:: INPUT FOR THIS TASK ::
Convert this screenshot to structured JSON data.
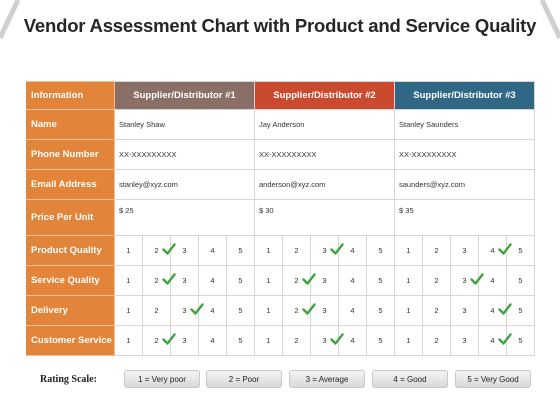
{
  "title": "Vendor Assessment Chart with Product and Service Quality",
  "headers": {
    "information": "Information",
    "supplier_1": "Supplier/Distributor #1",
    "supplier_2": "Supplier/Distributor #2",
    "supplier_3": "Supplier/Distributor #3"
  },
  "rows": {
    "name": {
      "label": "Name",
      "values": [
        "Stanley Shaw",
        "Jay Anderson",
        "Stanley Saunders"
      ]
    },
    "phone": {
      "label": "Phone Number",
      "values": [
        "XX-XXXXXXXXX",
        "XX-XXXXXXXXX",
        "XX-XXXXXXXXX"
      ]
    },
    "email": {
      "label": "Email Address",
      "values": [
        "stanley@xyz.com",
        "anderson@xyz.com",
        "saunders@xyz.com"
      ]
    },
    "price": {
      "label": "Price Per Unit",
      "values": [
        "$ 25",
        "$ 30",
        "$ 35"
      ]
    }
  },
  "scale_numbers": [
    "1",
    "2",
    "3",
    "4",
    "5"
  ],
  "ratings": [
    {
      "label": "Product Quality",
      "selected": [
        2,
        3,
        4
      ]
    },
    {
      "label": "Service Quality",
      "selected": [
        2,
        2,
        3
      ]
    },
    {
      "label": "Delivery",
      "selected": [
        3,
        2,
        4
      ]
    },
    {
      "label": "Customer Service",
      "selected": [
        2,
        3,
        4
      ]
    }
  ],
  "rating_scale": {
    "label": "Rating Scale:",
    "items": [
      "1 = Very poor",
      "2 = Poor",
      "3 = Average",
      "4 = Good",
      "5 = Very Good"
    ]
  },
  "colors": {
    "label_column": "#e2843a",
    "supplier_1_header": "#8a6f66",
    "supplier_2_header": "#c94a2f",
    "supplier_3_header": "#2f6784",
    "check_mark": "#3fa33f"
  }
}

:: CHALLENGE ::
Output the entries above exactly, without their pictures.

:: ANSWER TO THIS TASK ::
Convert this screenshot to structured JSON data.
{
  "title": "Vendor Assessment Chart with Product and Service Quality",
  "headers": {
    "information": "Information",
    "supplier_1": "Supplier/Distributor #1",
    "supplier_2": "Supplier/Distributor #2",
    "supplier_3": "Supplier/Distributor #3"
  },
  "rows": {
    "name": {
      "label": "Name",
      "values": [
        "Stanley Shaw",
        "Jay Anderson",
        "Stanley Saunders"
      ]
    },
    "phone": {
      "label": "Phone Number",
      "values": [
        "XX-XXXXXXXXX",
        "XX-XXXXXXXXX",
        "XX-XXXXXXXXX"
      ]
    },
    "email": {
      "label": "Email Address",
      "values": [
        "stanley@xyz.com",
        "anderson@xyz.com",
        "saunders@xyz.com"
      ]
    },
    "price": {
      "label": "Price Per Unit",
      "values": [
        "$ 25",
        "$ 30",
        "$ 35"
      ]
    }
  },
  "scale_numbers": [
    "1",
    "2",
    "3",
    "4",
    "5"
  ],
  "ratings": [
    {
      "label": "Product Quality",
      "selected": [
        2,
        3,
        4
      ]
    },
    {
      "label": "Service Quality",
      "selected": [
        2,
        2,
        3
      ]
    },
    {
      "label": "Delivery",
      "selected": [
        3,
        2,
        4
      ]
    },
    {
      "label": "Customer Service",
      "selected": [
        2,
        3,
        4
      ]
    }
  ],
  "rating_scale": {
    "label": "Rating Scale:",
    "items": [
      "1 = Very poor",
      "2 = Poor",
      "3 = Average",
      "4 = Good",
      "5 = Very Good"
    ]
  },
  "colors": {
    "label_column": "#e2843a",
    "supplier_1_header": "#8a6f66",
    "supplier_2_header": "#c94a2f",
    "supplier_3_header": "#2f6784",
    "check_mark": "#3fa33f"
  }
}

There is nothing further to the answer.